While we found that SFED >24 Gy was associated with improved MC, the previously published SBRT MM report demonstrated improved MC when treating to an SFED of 45 Gy or higher. We found no difference in MC when using 45 Gy as a threshold. One explanation for the lower threshold reported here is the fact that 25% of our cohort was treated with single-fraction SBRT, but no patients were treated with single-fraction doses in the previous study. Because many patients with SFED ≤24 Gy were actually treated with a single fraction of radiation, this raises questions about the efficacy of single-fraction SBRT for metastatic MM. Our results showed a marginally statistically significant association with better MC and fractionated regimens (P = .06).

Previous comparisons between single- and multifraction SBRT regimens have not found a significant compromise in outcomes or increase in toxicity. In fact, there was better MC with high-dose single-fraction stereotactic radiation surgery for sarcomas metastasizing to the spine in a series by Folkert et al. Their hypofractionated treatments consisted of a relatively modest median of 28.5 Gy delivered in 3 to 6 fractions, but their median single-fraction dose was 24 Gy. At 12 months, MC was 91% with single-fraction treatment and 84% with hypofractionated regimens. Thus, it seems probable that single-fraction doses can be at least as efficacious as fractionated regimens, provided a sufficient dose is delivered.

While the metabolic information from PET/CT scans can be advantageous in addressing underlying tumor viability, inflammation after SBRT can raise suspicion for tumor progression. An initial increase in SUL was seen in 14 metastases in our study, although only 3 met PERICST criteria for PD. A follow-up of these metastases revealed a low rate of metastasis failure despite an initial increase in SUL. The optimal interval between SBRT and the first posttreatment PET/CT scan has not been established for metastatic MM. However, our data argue against imaging less than 2 months after SBRT because there was a significant association between an initial increase in SUL and early imaging (psuedoprogression).

* [GIVEN INFORMATION]:
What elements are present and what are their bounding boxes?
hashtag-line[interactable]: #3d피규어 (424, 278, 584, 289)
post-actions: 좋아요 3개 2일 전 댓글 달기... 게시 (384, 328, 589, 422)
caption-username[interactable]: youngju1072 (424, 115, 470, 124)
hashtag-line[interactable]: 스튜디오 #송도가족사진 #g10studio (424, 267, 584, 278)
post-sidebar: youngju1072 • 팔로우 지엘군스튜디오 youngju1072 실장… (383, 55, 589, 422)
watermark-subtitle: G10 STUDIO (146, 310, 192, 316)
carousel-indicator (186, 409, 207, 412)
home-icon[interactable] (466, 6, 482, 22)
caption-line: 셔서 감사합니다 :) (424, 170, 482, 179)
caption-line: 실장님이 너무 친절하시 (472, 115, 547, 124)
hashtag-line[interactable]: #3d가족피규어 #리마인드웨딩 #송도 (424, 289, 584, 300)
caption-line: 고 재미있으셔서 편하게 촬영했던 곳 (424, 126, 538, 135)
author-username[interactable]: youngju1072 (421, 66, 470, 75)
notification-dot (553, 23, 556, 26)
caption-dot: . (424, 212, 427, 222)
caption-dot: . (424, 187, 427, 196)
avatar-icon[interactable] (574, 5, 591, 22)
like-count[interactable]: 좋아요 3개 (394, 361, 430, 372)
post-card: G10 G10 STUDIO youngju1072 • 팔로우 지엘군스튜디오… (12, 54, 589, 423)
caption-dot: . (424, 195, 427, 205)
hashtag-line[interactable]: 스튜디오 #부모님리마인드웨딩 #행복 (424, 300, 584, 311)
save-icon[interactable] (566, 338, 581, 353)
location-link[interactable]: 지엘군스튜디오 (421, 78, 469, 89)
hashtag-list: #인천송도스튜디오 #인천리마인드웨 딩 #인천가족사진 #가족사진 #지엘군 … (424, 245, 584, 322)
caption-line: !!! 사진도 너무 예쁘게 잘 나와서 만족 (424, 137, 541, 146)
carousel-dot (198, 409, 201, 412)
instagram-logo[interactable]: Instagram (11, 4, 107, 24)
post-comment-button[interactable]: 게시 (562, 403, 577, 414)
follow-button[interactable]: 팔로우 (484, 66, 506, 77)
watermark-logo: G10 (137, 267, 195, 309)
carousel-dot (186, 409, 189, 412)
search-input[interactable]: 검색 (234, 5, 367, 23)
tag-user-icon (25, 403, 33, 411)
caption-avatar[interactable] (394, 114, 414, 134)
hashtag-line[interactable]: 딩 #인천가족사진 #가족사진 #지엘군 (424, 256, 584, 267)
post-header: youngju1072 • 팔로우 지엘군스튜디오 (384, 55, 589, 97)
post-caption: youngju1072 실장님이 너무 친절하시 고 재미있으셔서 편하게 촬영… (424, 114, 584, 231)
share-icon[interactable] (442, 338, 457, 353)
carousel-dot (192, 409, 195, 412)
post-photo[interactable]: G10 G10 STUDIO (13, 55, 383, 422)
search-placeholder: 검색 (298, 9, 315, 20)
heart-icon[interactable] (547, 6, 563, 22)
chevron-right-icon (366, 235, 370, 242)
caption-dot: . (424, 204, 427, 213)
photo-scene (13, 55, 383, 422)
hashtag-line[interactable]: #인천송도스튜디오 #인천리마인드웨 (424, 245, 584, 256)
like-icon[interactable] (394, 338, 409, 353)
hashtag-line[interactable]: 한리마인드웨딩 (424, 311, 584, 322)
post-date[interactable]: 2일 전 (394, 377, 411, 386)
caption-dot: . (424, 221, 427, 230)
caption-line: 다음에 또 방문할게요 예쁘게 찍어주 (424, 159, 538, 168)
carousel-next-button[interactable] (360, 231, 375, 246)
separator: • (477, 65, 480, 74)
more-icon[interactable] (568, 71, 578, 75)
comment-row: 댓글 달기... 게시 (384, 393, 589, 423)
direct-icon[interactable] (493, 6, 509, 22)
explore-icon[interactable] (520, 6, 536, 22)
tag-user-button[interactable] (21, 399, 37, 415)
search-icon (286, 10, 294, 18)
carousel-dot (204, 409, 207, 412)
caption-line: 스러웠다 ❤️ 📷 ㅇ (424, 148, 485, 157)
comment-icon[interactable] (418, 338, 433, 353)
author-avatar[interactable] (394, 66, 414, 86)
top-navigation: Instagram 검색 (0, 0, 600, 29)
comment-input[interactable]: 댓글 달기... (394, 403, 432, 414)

* [TASK INSTRUCTIONS]:
1. In the SBRT passage, what was the 12-month MC with single-fraction treatment in the series by Folkert et al.?
2. Summarize the SBRT passage in two sentences.
3. List every percentage that appears in the SBRT passage.

* [SOLUTIONS TO THE PROBLEMS]:
1. 91%

2. SFED above 24 Gy was associated with improved MC, a lower threshold than the 45 Gy of a previous report, possibly because 25% of this cohort received single-fraction SBRT, although earlier comparisons and a series by Folkert et al. suggest single-fraction doses can be at least as effective as fractionated regimens if a sufficient dose is delivered. An initial increase in SUL on PET/CT after SBRT was followed by a low rate of metastasis failure and was associated with early imaging, so the data argue against imaging less than 2 months after SBRT.

3. 25%, 91%, 84%